(Stored data entries)
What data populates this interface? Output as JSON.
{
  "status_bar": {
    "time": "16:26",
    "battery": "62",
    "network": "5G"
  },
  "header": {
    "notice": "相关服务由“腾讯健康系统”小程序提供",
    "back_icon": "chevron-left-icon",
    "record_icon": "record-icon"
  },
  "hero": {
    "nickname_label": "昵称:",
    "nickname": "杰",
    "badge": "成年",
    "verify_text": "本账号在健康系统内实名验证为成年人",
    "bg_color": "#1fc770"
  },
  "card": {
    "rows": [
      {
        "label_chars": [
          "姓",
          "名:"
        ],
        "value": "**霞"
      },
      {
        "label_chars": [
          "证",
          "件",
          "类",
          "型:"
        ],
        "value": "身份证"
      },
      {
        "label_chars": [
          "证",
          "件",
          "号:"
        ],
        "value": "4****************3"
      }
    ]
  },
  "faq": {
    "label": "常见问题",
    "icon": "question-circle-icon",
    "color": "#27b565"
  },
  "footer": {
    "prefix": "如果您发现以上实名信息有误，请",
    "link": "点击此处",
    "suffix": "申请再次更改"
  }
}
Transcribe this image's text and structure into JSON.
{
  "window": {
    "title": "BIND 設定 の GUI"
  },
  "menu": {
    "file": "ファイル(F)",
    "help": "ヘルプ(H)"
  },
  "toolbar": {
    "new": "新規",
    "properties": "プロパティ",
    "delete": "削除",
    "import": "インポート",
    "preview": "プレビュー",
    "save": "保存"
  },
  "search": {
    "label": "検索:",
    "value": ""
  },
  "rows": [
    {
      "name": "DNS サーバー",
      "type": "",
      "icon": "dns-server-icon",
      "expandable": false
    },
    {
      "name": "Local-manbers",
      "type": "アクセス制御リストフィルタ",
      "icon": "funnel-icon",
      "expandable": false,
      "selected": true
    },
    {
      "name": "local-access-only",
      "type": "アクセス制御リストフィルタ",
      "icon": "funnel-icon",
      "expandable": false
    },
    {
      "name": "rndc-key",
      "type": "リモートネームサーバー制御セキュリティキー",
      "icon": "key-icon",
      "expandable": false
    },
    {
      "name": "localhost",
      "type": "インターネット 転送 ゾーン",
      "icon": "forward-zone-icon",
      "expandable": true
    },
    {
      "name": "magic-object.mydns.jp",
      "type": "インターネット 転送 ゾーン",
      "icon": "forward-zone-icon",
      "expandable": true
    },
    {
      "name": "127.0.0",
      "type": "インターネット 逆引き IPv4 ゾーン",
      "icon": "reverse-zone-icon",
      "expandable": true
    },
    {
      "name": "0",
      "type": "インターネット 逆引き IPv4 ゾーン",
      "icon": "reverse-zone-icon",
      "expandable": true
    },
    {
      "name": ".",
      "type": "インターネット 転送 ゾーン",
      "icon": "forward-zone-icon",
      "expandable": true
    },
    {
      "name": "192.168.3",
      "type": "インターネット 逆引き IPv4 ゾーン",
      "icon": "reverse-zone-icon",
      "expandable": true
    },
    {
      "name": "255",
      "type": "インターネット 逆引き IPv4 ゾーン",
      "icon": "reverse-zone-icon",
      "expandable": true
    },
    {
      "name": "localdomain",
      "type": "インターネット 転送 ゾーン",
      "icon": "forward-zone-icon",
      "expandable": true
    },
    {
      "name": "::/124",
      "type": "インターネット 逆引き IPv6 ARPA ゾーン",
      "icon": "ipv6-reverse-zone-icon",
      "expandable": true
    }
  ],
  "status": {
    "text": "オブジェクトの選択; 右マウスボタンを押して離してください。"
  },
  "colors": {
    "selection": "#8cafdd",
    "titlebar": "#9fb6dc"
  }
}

- **Exercise task**
All of the material above needs to be copied exactly.

- **Answer to the problem**
What data populates this interface? Output as JSON.
{
  "status_bar": {
    "time": "16:26",
    "battery": "62",
    "network": "5G"
  },
  "header": {
    "notice": "相关服务由“腾讯健康系统”小程序提供",
    "back_icon": "chevron-left-icon",
    "record_icon": "record-icon"
  },
  "hero": {
    "nickname_label": "昵称:",
    "nickname": "杰",
    "badge": "成年",
    "verify_text": "本账号在健康系统内实名验证为成年人",
    "bg_color": "#1fc770"
  },
  "card": {
    "rows": [
      {
        "label_chars": [
          "姓",
          "名:"
        ],
        "value": "**霞"
      },
      {
        "label_chars": [
          "证",
          "件",
          "类",
          "型:"
        ],
        "value": "身份证"
      },
      {
        "label_chars": [
          "证",
          "件",
          "号:"
        ],
        "value": "4****************3"
      }
    ]
  },
  "faq": {
    "label": "常见问题",
    "icon": "question-circle-icon",
    "color": "#27b565"
  },
  "footer": {
    "prefix": "如果您发现以上实名信息有误，请",
    "link": "点击此处",
    "suffix": "申请再次更改"
  }
}
Transcribe this image's text and structure into JSON.
{
  "window": {
    "title": "BIND 設定 の GUI"
  },
  "menu": {
    "file": "ファイル(F)",
    "help": "ヘルプ(H)"
  },
  "toolbar": {
    "new": "新規",
    "properties": "プロパティ",
    "delete": "削除",
    "import": "インポート",
    "preview": "プレビュー",
    "save": "保存"
  },
  "search": {
    "label": "検索:",
    "value": ""
  },
  "rows": [
    {
      "name": "DNS サーバー",
      "type": "",
      "icon": "dns-server-icon",
      "expandable": false
    },
    {
      "name": "Local-manbers",
      "type": "アクセス制御リストフィルタ",
      "icon": "funnel-icon",
      "expandable": false,
      "selected": true
    },
    {
      "name": "local-access-only",
      "type": "アクセス制御リストフィルタ",
      "icon": "funnel-icon",
      "expandable": false
    },
    {
      "name": "rndc-key",
      "type": "リモートネームサーバー制御セキュリティキー",
      "icon": "key-icon",
      "expandable": false
    },
    {
      "name": "localhost",
      "type": "インターネット 転送 ゾーン",
      "icon": "forward-zone-icon",
      "expandable": true
    },
    {
      "name": "magic-object.mydns.jp",
      "type": "インターネット 転送 ゾーン",
      "icon": "forward-zone-icon",
      "expandable": true
    },
    {
      "name": "127.0.0",
      "type": "インターネット 逆引き IPv4 ゾーン",
      "icon": "reverse-zone-icon",
      "expandable": true
    },
    {
      "name": "0",
      "type": "インターネット 逆引き IPv4 ゾーン",
      "icon": "reverse-zone-icon",
      "expandable": true
    },
    {
      "name": ".",
      "type": "インターネット 転送 ゾーン",
      "icon": "forward-zone-icon",
      "expandable": true
    },
    {
      "name": "192.168.3",
      "type": "インターネット 逆引き IPv4 ゾーン",
      "icon": "reverse-zone-icon",
      "expandable": true
    },
    {
      "name": "255",
      "type": "インターネット 逆引き IPv4 ゾーン",
      "icon": "reverse-zone-icon",
      "expandable": true
    },
    {
      "name": "localdomain",
      "type": "インターネット 転送 ゾーン",
      "icon": "forward-zone-icon",
      "expandable": true
    },
    {
      "name": "::/124",
      "type": "インターネット 逆引き IPv6 ARPA ゾーン",
      "icon": "ipv6-reverse-zone-icon",
      "expandable": true
    }
  ],
  "status": {
    "text": "オブジェクトの選択; 右マウスボタンを押して離してください。"
  },
  "colors": {
    "selection": "#8cafdd",
    "titlebar": "#9fb6dc"
  }
}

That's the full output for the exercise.